What you will do
Reproduce each line exactly.

[Data entries]
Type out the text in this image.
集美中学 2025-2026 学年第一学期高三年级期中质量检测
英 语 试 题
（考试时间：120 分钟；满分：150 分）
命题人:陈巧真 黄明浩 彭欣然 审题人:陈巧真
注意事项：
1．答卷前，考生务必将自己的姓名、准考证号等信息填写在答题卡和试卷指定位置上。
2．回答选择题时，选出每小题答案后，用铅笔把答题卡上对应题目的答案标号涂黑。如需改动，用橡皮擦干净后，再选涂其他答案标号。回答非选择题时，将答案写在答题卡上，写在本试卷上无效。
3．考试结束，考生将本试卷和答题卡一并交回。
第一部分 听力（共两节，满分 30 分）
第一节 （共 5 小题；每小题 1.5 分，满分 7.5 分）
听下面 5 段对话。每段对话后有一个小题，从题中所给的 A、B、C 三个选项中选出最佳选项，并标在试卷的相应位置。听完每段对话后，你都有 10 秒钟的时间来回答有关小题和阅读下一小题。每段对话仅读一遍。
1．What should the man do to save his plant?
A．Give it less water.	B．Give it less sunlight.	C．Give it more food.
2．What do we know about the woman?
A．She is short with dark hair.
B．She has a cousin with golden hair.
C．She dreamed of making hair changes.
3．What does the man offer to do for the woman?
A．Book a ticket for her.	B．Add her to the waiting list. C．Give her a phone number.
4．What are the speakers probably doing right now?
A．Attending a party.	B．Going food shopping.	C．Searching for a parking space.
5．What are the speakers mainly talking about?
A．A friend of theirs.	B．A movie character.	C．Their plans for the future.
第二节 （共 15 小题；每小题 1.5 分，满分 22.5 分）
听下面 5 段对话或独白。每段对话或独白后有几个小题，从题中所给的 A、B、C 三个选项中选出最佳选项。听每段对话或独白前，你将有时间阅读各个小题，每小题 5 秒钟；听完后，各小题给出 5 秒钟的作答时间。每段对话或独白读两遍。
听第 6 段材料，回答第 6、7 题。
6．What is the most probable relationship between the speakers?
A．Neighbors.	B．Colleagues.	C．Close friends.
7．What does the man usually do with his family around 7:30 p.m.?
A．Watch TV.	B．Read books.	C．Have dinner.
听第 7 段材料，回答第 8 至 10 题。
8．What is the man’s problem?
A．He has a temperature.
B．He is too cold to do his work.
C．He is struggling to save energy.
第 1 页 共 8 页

Solution
Type out the text in this image.
集美中学 2025-2026 学年第一学期高三年级期中质量检测
英 语 试 题
（考试时间：120 分钟；满分：150 分）
命题人:陈巧真 黄明浩 彭欣然 审题人:陈巧真
注意事项：
1．答卷前，考生务必将自己的姓名、准考证号等信息填写在答题卡和试卷指定位置上。
2．回答选择题时，选出每小题答案后，用铅笔把答题卡上对应题目的答案标号涂黑。如需改动，用橡皮擦干净后，再选涂其他答案标号。回答非选择题时，将答案写在答题卡上，写在本试卷上无效。
3．考试结束，考生将本试卷和答题卡一并交回。
第一部分 听力（共两节，满分 30 分）
第一节 （共 5 小题；每小题 1.5 分，满分 7.5 分）
听下面 5 段对话。每段对话后有一个小题，从题中所给的 A、B、C 三个选项中选出最佳选项，并标在试卷的相应位置。听完每段对话后，你都有 10 秒钟的时间来回答有关小题和阅读下一小题。每段对话仅读一遍。
1．What should the man do to save his plant?
A．Give it less water.	B．Give it less sunlight.	C．Give it more food.
2．What do we know about the woman?
A．She is short with dark hair.
B．She has a cousin with golden hair.
C．She dreamed of making hair changes.
3．What does the man offer to do for the woman?
A．Book a ticket for her.	B．Add her to the waiting list. C．Give her a phone number.
4．What are the speakers probably doing right now?
A．Attending a party.	B．Going food shopping.	C．Searching for a parking space.
5．What are the speakers mainly talking about?
A．A friend of theirs.	B．A movie character.	C．Their plans for the future.
第二节 （共 15 小题；每小题 1.5 分，满分 22.5 分）
听下面 5 段对话或独白。每段对话或独白后有几个小题，从题中所给的 A、B、C 三个选项中选出最佳选项。听每段对话或独白前，你将有时间阅读各个小题，每小题 5 秒钟；听完后，各小题给出 5 秒钟的作答时间。每段对话或独白读两遍。
听第 6 段材料，回答第 6、7 题。
6．What is the most probable relationship between the speakers?
A．Neighbors.	B．Colleagues.	C．Close friends.
7．What does the man usually do with his family around 7:30 p.m.?
A．Watch TV.	B．Read books.	C．Have dinner.
听第 7 段材料，回答第 8 至 10 题。
8．What is the man’s problem?
A．He has a temperature.
B．He is too cold to do his work.
C．He is struggling to save energy.
第 1 页 共 8 页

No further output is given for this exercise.